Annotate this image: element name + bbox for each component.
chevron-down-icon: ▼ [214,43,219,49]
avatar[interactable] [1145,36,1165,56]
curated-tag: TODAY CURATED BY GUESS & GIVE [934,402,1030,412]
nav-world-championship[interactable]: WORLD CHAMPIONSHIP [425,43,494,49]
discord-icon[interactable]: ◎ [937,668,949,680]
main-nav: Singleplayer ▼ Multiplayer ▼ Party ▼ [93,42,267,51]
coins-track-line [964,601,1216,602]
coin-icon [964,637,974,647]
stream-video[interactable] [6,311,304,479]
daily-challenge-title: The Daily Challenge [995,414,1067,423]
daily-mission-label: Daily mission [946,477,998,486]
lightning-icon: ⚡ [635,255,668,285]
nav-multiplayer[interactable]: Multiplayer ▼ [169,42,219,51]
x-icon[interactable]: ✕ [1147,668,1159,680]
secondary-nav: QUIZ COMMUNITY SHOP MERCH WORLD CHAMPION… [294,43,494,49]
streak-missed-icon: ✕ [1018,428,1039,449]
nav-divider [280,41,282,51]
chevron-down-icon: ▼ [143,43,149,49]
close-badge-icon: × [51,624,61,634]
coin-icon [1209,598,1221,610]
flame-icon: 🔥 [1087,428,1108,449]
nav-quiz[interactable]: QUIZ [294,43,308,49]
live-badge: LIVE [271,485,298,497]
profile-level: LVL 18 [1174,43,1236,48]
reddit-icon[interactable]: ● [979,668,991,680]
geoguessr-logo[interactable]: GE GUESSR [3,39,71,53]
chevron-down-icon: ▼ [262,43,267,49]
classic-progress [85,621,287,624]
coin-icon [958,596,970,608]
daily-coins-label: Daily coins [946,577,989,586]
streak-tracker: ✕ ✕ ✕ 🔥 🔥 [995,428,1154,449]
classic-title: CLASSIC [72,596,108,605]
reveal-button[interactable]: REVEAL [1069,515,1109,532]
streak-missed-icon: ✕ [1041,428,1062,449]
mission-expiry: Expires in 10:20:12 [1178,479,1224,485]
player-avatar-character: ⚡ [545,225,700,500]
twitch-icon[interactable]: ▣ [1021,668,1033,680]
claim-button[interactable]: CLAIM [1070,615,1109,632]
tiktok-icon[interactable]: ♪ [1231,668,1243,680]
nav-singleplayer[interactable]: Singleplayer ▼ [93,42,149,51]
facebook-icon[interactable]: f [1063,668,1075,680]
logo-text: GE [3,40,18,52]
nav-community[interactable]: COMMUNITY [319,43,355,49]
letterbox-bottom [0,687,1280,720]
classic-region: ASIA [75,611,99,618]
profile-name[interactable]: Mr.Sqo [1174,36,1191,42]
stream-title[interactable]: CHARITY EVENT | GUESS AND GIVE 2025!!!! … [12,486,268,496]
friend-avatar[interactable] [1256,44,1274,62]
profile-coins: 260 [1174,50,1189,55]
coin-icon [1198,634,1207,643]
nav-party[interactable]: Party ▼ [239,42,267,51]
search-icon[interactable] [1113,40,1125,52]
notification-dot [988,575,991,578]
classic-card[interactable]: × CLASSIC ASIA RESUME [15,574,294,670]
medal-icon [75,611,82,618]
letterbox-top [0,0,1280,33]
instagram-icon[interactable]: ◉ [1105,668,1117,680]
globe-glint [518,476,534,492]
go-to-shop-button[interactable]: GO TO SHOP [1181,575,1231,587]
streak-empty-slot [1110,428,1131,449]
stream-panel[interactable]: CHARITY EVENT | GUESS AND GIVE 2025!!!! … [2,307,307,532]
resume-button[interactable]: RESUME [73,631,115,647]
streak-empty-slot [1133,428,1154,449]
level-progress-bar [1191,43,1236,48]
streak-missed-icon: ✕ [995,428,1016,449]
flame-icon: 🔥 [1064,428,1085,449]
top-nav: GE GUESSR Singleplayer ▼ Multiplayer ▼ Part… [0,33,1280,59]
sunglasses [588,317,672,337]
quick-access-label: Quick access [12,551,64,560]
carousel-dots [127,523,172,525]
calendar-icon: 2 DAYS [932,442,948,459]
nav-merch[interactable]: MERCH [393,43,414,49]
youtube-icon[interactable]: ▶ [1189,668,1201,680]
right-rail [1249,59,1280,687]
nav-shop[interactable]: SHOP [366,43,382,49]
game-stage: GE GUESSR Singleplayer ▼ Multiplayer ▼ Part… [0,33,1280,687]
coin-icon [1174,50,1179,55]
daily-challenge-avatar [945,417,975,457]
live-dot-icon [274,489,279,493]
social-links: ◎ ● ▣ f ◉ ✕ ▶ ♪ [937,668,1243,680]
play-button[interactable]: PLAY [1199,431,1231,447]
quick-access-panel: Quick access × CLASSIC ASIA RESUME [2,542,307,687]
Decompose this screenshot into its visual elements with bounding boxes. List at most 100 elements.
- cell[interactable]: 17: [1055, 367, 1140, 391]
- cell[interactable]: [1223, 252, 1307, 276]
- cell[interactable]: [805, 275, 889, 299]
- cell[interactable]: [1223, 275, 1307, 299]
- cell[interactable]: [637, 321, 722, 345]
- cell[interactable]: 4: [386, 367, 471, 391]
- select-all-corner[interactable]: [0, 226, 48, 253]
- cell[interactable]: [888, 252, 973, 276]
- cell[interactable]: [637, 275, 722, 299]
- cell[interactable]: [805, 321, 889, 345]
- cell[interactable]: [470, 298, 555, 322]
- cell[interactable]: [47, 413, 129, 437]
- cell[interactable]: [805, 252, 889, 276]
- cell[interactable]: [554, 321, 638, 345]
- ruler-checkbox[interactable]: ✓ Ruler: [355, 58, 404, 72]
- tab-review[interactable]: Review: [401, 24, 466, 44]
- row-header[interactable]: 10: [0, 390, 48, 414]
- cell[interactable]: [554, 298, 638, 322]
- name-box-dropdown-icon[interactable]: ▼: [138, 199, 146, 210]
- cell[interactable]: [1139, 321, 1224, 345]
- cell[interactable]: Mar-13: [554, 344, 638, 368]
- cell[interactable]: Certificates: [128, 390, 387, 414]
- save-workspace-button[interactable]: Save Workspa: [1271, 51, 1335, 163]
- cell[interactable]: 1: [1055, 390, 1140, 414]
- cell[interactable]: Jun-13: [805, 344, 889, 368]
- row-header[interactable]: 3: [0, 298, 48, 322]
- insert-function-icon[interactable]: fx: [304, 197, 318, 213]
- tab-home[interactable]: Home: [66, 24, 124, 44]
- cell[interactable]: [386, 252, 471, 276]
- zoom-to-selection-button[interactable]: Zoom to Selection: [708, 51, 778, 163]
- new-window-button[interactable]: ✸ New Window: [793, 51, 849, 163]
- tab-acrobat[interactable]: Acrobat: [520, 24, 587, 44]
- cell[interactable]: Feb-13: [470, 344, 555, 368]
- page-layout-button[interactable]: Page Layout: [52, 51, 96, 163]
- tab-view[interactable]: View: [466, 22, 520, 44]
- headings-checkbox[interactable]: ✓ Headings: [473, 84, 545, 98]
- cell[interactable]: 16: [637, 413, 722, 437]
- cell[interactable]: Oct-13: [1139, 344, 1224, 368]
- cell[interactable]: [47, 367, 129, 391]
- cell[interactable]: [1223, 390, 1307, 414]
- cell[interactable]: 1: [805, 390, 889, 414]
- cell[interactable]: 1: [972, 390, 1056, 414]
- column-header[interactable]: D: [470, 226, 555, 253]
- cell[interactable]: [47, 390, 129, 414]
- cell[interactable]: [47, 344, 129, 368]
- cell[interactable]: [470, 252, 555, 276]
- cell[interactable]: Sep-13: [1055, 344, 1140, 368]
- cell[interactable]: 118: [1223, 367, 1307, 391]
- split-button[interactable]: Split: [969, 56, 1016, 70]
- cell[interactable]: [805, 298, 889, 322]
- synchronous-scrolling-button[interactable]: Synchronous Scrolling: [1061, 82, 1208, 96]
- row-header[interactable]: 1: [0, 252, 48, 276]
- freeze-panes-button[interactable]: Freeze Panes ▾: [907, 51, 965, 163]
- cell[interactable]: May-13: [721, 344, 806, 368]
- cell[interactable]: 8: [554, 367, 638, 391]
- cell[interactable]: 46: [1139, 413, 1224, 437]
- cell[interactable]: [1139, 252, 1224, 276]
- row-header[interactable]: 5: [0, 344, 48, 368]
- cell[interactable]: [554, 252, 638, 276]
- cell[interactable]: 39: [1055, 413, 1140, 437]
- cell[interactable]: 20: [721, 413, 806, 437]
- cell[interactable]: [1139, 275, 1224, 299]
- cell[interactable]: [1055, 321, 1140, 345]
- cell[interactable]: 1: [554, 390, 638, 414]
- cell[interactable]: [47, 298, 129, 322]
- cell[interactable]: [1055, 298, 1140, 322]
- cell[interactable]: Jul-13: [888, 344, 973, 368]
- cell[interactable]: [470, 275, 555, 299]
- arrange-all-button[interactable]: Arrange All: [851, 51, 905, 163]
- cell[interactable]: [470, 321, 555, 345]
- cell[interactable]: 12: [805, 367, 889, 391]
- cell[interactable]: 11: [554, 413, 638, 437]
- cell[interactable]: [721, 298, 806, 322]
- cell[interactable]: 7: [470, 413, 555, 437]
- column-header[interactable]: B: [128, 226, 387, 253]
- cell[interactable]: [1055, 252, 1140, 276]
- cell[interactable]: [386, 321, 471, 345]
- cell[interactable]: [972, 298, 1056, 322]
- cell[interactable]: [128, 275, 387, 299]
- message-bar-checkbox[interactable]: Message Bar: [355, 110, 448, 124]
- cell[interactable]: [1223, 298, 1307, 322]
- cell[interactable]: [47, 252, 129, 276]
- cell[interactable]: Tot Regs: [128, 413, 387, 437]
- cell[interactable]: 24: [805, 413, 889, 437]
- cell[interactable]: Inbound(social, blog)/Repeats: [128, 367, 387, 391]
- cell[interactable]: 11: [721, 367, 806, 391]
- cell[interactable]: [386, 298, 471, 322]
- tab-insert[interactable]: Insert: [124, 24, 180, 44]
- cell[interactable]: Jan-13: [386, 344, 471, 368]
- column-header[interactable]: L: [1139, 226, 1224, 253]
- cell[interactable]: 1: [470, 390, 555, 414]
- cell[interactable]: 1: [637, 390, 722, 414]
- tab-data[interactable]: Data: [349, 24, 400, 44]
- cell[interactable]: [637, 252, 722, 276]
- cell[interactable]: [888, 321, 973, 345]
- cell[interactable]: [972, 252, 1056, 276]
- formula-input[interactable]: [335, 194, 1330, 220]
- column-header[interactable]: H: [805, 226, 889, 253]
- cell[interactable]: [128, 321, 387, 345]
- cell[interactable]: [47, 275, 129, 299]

§ Brief: Please reproduce the listing above verbatim, beginning at its first line and stopping after the line that contains "profile-name[interactable]: Mr.Sqo [1174,36,1191,42]".

§ Exercise response:
Annotate this image: element name + bbox for each component.
chevron-down-icon: ▼ [214,43,219,49]
avatar[interactable] [1145,36,1165,56]
curated-tag: TODAY CURATED BY GUESS & GIVE [934,402,1030,412]
nav-world-championship[interactable]: WORLD CHAMPIONSHIP [425,43,494,49]
discord-icon[interactable]: ◎ [937,668,949,680]
main-nav: Singleplayer ▼ Multiplayer ▼ Party ▼ [93,42,267,51]
coins-track-line [964,601,1216,602]
coin-icon [964,637,974,647]
stream-video[interactable] [6,311,304,479]
daily-challenge-title: The Daily Challenge [995,414,1067,423]
daily-mission-label: Daily mission [946,477,998,486]
lightning-icon: ⚡ [635,255,668,285]
nav-multiplayer[interactable]: Multiplayer ▼ [169,42,219,51]
x-icon[interactable]: ✕ [1147,668,1159,680]
secondary-nav: QUIZ COMMUNITY SHOP MERCH WORLD CHAMPION… [294,43,494,49]
streak-missed-icon: ✕ [1018,428,1039,449]
nav-divider [280,41,282,51]
chevron-down-icon: ▼ [143,43,149,49]
close-badge-icon: × [51,624,61,634]
coin-icon [1209,598,1221,610]
flame-icon: 🔥 [1087,428,1108,449]
nav-quiz[interactable]: QUIZ [294,43,308,49]
live-badge: LIVE [271,485,298,497]
profile-level: LVL 18 [1174,43,1236,48]
reddit-icon[interactable]: ● [979,668,991,680]
geoguessr-logo[interactable]: GE GUESSR [3,39,71,53]
chevron-down-icon: ▼ [262,43,267,49]
classic-progress [85,621,287,624]
coin-icon [958,596,970,608]
daily-coins-label: Daily coins [946,577,989,586]
streak-tracker: ✕ ✕ ✕ 🔥 🔥 [995,428,1154,449]
classic-title: CLASSIC [72,596,108,605]
reveal-button[interactable]: REVEAL [1069,515,1109,532]
streak-missed-icon: ✕ [1041,428,1062,449]
mission-expiry: Expires in 10:20:12 [1178,479,1224,485]
player-avatar-character: ⚡ [545,225,700,500]
twitch-icon[interactable]: ▣ [1021,668,1033,680]
claim-button[interactable]: CLAIM [1070,615,1109,632]
tiktok-icon[interactable]: ♪ [1231,668,1243,680]
nav-singleplayer[interactable]: Singleplayer ▼ [93,42,149,51]
facebook-icon[interactable]: f [1063,668,1075,680]
logo-text: GE [3,40,18,52]
nav-community[interactable]: COMMUNITY [319,43,355,49]
letterbox-bottom [0,687,1280,720]
classic-region: ASIA [75,611,99,618]
profile-name[interactable]: Mr.Sqo [1174,36,1191,42]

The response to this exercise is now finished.